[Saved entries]
## start
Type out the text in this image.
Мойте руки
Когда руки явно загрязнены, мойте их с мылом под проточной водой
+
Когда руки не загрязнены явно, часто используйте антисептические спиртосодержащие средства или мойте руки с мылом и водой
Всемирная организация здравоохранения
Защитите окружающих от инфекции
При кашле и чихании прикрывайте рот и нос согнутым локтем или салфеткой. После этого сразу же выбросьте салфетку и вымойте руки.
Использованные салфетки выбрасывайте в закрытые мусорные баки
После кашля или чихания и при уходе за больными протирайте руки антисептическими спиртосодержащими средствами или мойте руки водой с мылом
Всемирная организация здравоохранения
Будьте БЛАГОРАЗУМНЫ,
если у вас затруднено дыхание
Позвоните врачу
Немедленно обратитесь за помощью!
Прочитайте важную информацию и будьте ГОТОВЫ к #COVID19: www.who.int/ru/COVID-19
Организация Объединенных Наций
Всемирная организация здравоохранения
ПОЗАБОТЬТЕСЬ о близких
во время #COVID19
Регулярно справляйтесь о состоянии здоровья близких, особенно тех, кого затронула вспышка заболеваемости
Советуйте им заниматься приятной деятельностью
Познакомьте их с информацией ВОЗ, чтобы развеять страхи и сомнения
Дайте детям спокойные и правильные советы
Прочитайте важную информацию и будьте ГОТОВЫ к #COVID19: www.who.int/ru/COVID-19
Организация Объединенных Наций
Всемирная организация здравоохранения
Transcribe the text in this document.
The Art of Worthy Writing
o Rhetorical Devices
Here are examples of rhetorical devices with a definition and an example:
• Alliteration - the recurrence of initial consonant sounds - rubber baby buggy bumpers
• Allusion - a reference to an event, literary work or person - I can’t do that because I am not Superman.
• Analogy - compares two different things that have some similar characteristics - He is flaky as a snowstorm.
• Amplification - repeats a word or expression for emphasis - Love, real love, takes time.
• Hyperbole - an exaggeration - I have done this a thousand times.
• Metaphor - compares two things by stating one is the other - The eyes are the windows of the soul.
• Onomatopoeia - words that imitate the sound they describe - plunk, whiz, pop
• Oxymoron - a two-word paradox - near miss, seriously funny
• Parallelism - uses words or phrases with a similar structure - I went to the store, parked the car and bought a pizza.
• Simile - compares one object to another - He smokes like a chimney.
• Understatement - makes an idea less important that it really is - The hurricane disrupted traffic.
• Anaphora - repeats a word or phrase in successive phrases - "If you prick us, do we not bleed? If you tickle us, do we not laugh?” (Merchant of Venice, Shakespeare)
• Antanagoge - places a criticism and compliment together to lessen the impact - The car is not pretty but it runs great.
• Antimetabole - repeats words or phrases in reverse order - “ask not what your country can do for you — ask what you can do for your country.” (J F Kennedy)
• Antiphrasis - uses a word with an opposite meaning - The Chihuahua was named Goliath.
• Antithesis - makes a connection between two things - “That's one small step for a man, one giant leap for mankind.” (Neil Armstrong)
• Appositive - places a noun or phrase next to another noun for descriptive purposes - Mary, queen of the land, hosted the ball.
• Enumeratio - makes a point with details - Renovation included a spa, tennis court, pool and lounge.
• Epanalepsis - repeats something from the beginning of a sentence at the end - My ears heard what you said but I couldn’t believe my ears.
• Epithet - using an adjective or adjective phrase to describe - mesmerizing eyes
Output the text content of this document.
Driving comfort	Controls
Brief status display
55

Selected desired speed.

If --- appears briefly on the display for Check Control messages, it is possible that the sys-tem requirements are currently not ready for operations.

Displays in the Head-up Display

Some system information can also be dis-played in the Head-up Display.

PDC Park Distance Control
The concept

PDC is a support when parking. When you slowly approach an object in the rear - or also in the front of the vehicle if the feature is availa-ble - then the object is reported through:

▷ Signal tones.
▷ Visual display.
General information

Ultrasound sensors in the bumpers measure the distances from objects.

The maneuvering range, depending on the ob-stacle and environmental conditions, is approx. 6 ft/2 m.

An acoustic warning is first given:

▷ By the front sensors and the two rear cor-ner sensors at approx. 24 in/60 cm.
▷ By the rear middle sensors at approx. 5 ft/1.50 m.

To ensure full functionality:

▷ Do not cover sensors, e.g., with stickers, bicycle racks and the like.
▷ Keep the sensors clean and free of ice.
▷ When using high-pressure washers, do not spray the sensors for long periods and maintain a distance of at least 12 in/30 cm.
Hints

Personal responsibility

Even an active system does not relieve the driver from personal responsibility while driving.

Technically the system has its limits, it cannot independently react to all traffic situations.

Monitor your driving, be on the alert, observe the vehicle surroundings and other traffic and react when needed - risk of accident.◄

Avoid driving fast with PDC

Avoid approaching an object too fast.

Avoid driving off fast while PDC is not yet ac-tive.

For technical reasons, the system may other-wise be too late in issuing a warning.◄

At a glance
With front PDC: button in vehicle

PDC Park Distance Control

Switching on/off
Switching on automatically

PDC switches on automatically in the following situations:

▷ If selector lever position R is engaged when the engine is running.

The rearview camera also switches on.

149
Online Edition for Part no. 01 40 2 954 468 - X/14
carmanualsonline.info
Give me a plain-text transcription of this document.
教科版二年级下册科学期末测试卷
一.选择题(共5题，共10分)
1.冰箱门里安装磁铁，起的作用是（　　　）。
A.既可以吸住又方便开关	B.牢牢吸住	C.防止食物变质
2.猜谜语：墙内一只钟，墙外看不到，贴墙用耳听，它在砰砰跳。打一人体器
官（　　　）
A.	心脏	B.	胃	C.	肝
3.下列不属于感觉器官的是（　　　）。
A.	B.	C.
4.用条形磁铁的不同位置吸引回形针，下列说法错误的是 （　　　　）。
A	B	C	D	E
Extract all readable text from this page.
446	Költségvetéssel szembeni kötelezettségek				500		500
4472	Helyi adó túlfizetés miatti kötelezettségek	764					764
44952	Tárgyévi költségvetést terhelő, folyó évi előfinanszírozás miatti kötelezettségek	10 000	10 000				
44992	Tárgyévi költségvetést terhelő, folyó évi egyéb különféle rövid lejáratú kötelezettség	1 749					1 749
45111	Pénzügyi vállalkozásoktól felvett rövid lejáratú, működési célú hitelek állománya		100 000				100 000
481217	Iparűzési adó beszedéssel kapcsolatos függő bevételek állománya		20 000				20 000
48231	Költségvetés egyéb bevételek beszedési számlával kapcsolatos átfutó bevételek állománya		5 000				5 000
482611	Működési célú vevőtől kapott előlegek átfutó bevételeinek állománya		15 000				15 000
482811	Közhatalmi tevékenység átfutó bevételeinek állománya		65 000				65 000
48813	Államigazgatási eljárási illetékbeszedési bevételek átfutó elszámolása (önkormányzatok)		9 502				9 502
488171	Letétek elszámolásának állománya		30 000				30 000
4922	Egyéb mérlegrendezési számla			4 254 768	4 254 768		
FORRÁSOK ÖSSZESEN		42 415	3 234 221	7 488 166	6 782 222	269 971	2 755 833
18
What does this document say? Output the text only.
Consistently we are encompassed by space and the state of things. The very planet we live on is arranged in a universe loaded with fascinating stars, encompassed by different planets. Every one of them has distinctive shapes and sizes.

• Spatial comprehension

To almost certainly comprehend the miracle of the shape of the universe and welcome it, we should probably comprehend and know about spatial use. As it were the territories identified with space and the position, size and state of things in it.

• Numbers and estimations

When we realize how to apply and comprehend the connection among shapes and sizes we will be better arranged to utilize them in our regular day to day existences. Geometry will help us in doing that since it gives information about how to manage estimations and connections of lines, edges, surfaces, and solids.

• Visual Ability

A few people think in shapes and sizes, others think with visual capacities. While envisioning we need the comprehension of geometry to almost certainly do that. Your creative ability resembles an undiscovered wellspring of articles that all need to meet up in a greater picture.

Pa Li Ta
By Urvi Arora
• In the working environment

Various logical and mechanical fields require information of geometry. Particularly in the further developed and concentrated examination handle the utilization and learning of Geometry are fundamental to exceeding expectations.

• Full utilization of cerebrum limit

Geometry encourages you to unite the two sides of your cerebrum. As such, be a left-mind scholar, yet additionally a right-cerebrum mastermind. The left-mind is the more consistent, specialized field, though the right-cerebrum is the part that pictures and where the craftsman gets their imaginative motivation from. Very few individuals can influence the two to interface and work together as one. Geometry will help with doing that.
## end
• Task requirements
Select every line of the records holding the string "responsibility".

• The reply
Personal responsibility
Even an active system does not relieve the driver from personal responsibility while driving.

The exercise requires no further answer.